## Start Dataset records

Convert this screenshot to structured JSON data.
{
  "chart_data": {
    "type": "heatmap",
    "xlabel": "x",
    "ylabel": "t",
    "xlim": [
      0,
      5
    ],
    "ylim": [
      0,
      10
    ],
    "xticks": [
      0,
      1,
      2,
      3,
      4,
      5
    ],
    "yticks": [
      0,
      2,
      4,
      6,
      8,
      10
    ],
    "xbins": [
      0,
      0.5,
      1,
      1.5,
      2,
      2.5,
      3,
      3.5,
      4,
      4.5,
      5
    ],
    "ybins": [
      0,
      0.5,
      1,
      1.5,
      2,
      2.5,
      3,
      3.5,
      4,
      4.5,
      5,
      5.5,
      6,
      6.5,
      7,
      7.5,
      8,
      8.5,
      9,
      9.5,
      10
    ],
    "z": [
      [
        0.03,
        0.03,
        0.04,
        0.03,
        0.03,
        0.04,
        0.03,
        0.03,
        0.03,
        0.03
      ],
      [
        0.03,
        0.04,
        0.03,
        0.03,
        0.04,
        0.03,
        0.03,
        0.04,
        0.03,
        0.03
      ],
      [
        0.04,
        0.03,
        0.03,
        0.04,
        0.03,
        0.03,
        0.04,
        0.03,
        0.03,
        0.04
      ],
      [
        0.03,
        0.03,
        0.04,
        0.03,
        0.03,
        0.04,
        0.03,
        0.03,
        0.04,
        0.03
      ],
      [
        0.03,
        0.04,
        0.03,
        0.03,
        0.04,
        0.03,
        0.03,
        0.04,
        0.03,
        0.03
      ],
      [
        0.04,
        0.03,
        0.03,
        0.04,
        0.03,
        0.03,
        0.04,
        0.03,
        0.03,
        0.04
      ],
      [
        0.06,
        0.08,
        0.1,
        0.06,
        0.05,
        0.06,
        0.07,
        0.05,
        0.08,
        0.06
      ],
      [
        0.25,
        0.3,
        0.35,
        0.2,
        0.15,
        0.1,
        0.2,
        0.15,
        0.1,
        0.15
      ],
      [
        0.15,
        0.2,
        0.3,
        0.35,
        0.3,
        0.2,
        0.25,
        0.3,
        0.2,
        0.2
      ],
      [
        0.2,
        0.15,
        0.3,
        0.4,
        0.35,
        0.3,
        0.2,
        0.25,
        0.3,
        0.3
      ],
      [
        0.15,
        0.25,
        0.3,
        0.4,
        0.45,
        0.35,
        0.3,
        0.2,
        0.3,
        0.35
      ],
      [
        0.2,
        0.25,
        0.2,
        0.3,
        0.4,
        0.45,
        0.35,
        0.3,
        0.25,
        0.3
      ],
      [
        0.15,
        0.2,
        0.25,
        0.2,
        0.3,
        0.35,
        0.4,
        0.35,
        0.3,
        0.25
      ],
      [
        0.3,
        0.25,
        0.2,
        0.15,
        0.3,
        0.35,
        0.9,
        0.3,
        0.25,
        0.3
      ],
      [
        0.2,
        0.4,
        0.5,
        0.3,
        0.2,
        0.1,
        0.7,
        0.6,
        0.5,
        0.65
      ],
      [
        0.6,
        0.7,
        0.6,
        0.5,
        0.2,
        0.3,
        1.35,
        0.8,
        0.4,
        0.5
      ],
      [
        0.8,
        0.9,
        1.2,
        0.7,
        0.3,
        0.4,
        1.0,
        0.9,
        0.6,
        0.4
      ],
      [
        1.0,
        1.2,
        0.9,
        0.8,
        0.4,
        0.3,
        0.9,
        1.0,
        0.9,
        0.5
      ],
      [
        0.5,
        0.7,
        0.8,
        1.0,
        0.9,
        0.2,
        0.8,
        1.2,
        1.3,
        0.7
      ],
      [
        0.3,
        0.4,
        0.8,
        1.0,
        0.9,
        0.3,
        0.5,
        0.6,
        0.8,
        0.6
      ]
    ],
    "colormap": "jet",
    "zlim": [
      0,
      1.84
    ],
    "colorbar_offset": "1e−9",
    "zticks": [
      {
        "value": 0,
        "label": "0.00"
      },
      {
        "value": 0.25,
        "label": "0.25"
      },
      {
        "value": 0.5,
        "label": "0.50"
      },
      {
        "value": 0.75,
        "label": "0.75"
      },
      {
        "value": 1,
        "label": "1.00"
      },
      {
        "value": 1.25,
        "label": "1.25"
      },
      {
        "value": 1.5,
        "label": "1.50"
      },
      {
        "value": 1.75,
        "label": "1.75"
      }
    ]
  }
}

## End Dataset records

> _Goal_: Print the whole listing again, exactly.

> _Result for this task_:
Convert this screenshot to structured JSON data.
{
  "chart_data": {
    "type": "heatmap",
    "xlabel": "x",
    "ylabel": "t",
    "xlim": [
      0,
      5
    ],
    "ylim": [
      0,
      10
    ],
    "xticks": [
      0,
      1,
      2,
      3,
      4,
      5
    ],
    "yticks": [
      0,
      2,
      4,
      6,
      8,
      10
    ],
    "xbins": [
      0,
      0.5,
      1,
      1.5,
      2,
      2.5,
      3,
      3.5,
      4,
      4.5,
      5
    ],
    "ybins": [
      0,
      0.5,
      1,
      1.5,
      2,
      2.5,
      3,
      3.5,
      4,
      4.5,
      5,
      5.5,
      6,
      6.5,
      7,
      7.5,
      8,
      8.5,
      9,
      9.5,
      10
    ],
    "z": [
      [
        0.03,
        0.03,
        0.04,
        0.03,
        0.03,
        0.04,
        0.03,
        0.03,
        0.03,
        0.03
      ],
      [
        0.03,
        0.04,
        0.03,
        0.03,
        0.04,
        0.03,
        0.03,
        0.04,
        0.03,
        0.03
      ],
      [
        0.04,
        0.03,
        0.03,
        0.04,
        0.03,
        0.03,
        0.04,
        0.03,
        0.03,
        0.04
      ],
      [
        0.03,
        0.03,
        0.04,
        0.03,
        0.03,
        0.04,
        0.03,
        0.03,
        0.04,
        0.03
      ],
      [
        0.03,
        0.04,
        0.03,
        0.03,
        0.04,
        0.03,
        0.03,
        0.04,
        0.03,
        0.03
      ],
      [
        0.04,
        0.03,
        0.03,
        0.04,
        0.03,
        0.03,
        0.04,
        0.03,
        0.03,
        0.04
      ],
      [
        0.06,
        0.08,
        0.1,
        0.06,
        0.05,
        0.06,
        0.07,
        0.05,
        0.08,
        0.06
      ],
      [
        0.25,
        0.3,
        0.35,
        0.2,
        0.15,
        0.1,
        0.2,
        0.15,
        0.1,
        0.15
      ],
      [
        0.15,
        0.2,
        0.3,
        0.35,
        0.3,
        0.2,
        0.25,
        0.3,
        0.2,
        0.2
      ],
      [
        0.2,
        0.15,
        0.3,
        0.4,
        0.35,
        0.3,
        0.2,
        0.25,
        0.3,
        0.3
      ],
      [
        0.15,
        0.25,
        0.3,
        0.4,
        0.45,
        0.35,
        0.3,
        0.2,
        0.3,
        0.35
      ],
      [
        0.2,
        0.25,
        0.2,
        0.3,
        0.4,
        0.45,
        0.35,
        0.3,
        0.25,
        0.3
      ],
      [
        0.15,
        0.2,
        0.25,
        0.2,
        0.3,
        0.35,
        0.4,
        0.35,
        0.3,
        0.25
      ],
      [
        0.3,
        0.25,
        0.2,
        0.15,
        0.3,
        0.35,
        0.9,
        0.3,
        0.25,
        0.3
      ],
      [
        0.2,
        0.4,
        0.5,
        0.3,
        0.2,
        0.1,
        0.7,
        0.6,
        0.5,
        0.65
      ],
      [
        0.6,
        0.7,
        0.6,
        0.5,
        0.2,
        0.3,
        1.35,
        0.8,
        0.4,
        0.5
      ],
      [
        0.8,
        0.9,
        1.2,
        0.7,
        0.3,
        0.4,
        1.0,
        0.9,
        0.6,
        0.4
      ],
      [
        1.0,
        1.2,
        0.9,
        0.8,
        0.4,
        0.3,
        0.9,
        1.0,
        0.9,
        0.5
      ],
      [
        0.5,
        0.7,
        0.8,
        1.0,
        0.9,
        0.2,
        0.8,
        1.2,
        1.3,
        0.7
      ],
      [
        0.3,
        0.4,
        0.8,
        1.0,
        0.9,
        0.3,
        0.5,
        0.6,
        0.8,
        0.6
      ]
    ],
    "colormap": "jet",
    "zlim": [
      0,
      1.84
    ],
    "colorbar_offset": "1e−9",
    "zticks": [
      {
        "value": 0,
        "label": "0.00"
      },
      {
        "value": 0.25,
        "label": "0.25"
      },
      {
        "value": 0.5,
        "label": "0.50"
      },
      {
        "value": 0.75,
        "label": "0.75"
      },
      {
        "value": 1,
        "label": "1.00"
      },
      {
        "value": 1.25,
        "label": "1.25"
      },
      {
        "value": 1.5,
        "label": "1.50"
      },
      {
        "value": 1.75,
        "label": "1.75"
      }
    ]
  }
}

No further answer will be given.